## CHALLENGE
All lines featuring the string "text" are to be listed.
(begin)
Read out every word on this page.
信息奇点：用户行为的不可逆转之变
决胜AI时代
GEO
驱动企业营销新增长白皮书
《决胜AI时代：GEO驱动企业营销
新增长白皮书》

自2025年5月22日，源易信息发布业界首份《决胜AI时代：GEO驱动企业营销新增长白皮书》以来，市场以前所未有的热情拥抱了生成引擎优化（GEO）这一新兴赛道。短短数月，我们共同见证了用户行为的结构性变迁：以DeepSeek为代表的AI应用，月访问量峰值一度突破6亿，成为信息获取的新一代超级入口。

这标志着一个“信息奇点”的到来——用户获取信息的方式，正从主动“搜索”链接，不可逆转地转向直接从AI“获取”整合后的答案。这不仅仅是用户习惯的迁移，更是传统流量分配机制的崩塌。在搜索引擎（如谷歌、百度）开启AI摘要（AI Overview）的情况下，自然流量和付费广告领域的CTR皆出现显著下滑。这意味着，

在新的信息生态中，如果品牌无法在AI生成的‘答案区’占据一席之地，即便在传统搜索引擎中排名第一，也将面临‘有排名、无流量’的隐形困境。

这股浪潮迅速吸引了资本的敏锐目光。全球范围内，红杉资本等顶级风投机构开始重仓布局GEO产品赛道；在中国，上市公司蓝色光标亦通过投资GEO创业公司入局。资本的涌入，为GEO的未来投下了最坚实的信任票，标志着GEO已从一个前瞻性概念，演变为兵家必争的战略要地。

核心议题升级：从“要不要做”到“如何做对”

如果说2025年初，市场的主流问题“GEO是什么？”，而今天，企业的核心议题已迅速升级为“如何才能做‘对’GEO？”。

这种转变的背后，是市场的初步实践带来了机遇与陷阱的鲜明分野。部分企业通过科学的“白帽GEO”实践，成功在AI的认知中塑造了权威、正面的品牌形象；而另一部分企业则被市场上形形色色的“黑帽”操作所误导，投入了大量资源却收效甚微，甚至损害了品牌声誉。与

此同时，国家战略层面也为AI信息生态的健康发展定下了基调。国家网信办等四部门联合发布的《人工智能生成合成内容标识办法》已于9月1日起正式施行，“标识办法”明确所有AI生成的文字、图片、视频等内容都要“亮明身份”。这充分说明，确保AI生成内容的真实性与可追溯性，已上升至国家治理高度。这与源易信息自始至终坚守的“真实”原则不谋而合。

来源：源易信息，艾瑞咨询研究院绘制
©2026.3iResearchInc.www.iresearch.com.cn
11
(end)
(begin)
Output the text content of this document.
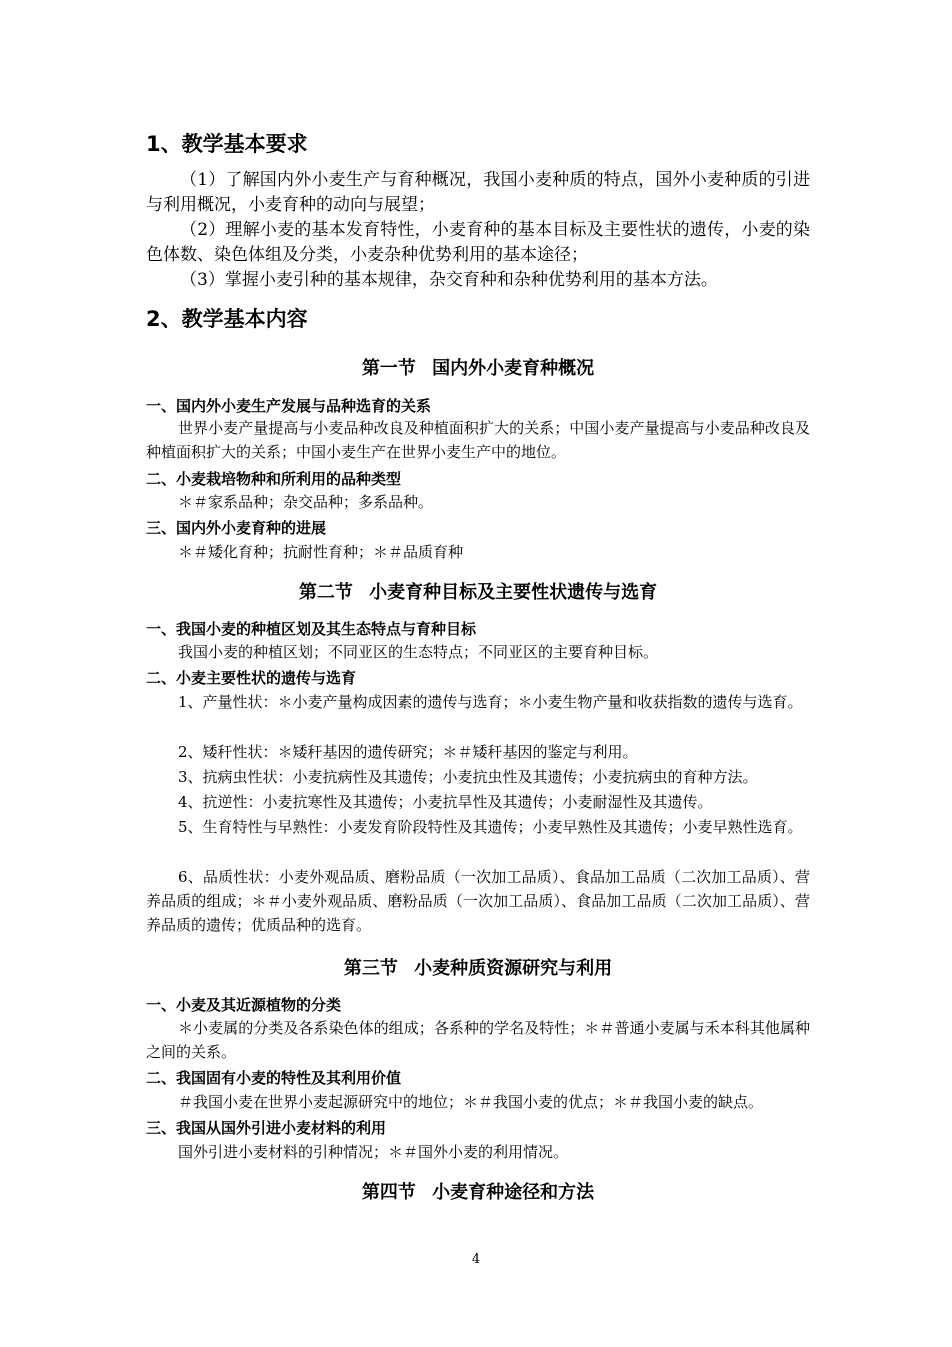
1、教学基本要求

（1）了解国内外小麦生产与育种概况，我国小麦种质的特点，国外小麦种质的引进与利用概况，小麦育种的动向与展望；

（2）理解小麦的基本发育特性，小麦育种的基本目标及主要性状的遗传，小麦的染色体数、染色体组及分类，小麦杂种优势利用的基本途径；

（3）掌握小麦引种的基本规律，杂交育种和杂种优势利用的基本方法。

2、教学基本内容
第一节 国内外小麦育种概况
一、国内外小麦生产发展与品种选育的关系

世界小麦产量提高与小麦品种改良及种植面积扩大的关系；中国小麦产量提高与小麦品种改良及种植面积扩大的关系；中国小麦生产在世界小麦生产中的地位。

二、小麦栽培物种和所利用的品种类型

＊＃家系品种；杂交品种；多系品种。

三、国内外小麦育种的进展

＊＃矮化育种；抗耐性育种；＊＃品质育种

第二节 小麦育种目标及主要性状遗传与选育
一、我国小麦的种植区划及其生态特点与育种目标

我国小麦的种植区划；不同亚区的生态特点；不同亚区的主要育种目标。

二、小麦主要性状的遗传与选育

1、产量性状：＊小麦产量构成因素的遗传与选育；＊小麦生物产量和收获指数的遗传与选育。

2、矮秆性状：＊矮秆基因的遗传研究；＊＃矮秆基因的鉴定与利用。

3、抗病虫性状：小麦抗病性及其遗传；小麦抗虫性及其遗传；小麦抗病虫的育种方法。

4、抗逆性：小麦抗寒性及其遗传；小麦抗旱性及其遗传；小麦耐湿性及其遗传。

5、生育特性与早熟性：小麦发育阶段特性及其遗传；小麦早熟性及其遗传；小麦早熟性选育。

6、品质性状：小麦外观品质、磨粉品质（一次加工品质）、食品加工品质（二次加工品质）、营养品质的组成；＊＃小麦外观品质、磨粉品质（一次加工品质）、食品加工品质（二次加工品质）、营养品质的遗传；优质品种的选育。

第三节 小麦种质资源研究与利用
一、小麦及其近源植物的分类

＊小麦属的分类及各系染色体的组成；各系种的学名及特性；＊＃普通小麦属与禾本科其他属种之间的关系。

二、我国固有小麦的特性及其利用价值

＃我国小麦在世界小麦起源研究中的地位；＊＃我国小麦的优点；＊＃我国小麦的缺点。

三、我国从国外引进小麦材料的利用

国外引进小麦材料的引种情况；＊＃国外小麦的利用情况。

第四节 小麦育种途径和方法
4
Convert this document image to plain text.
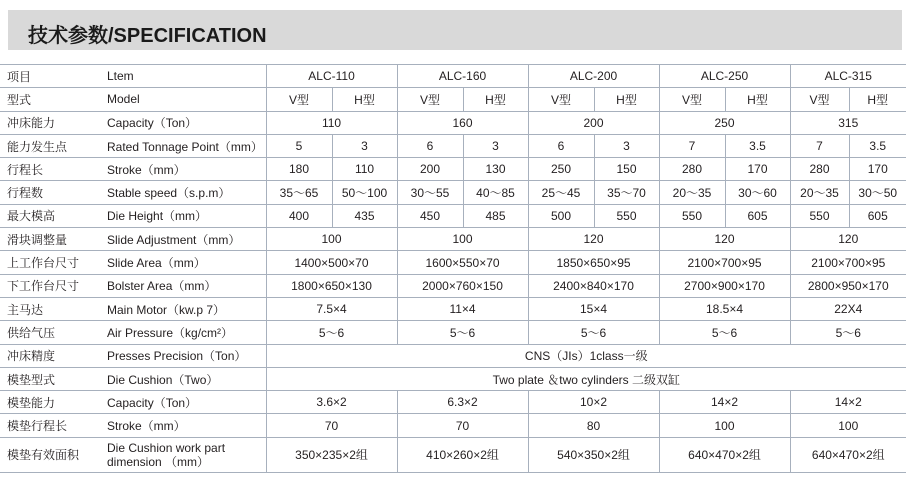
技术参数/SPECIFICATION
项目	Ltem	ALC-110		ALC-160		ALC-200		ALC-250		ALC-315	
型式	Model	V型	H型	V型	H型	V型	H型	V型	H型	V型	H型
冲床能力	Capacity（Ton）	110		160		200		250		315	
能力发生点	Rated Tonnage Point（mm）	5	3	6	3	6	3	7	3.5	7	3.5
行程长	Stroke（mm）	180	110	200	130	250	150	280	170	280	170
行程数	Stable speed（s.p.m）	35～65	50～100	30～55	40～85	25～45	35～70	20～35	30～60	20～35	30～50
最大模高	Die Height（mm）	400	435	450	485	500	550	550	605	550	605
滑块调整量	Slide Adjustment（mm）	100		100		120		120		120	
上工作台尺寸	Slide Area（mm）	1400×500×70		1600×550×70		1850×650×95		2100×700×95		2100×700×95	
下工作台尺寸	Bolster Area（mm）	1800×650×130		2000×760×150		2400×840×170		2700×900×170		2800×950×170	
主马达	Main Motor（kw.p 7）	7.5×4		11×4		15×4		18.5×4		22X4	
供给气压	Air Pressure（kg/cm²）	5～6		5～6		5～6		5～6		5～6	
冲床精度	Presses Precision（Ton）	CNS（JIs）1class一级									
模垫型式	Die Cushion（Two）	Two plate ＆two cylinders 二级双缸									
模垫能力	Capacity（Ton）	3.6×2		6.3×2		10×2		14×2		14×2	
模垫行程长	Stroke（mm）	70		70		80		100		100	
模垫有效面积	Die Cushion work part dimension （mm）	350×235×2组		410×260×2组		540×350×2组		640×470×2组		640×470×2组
(end)
## THE REPLY
Output the text content of this document.
Convert this document image to plain text.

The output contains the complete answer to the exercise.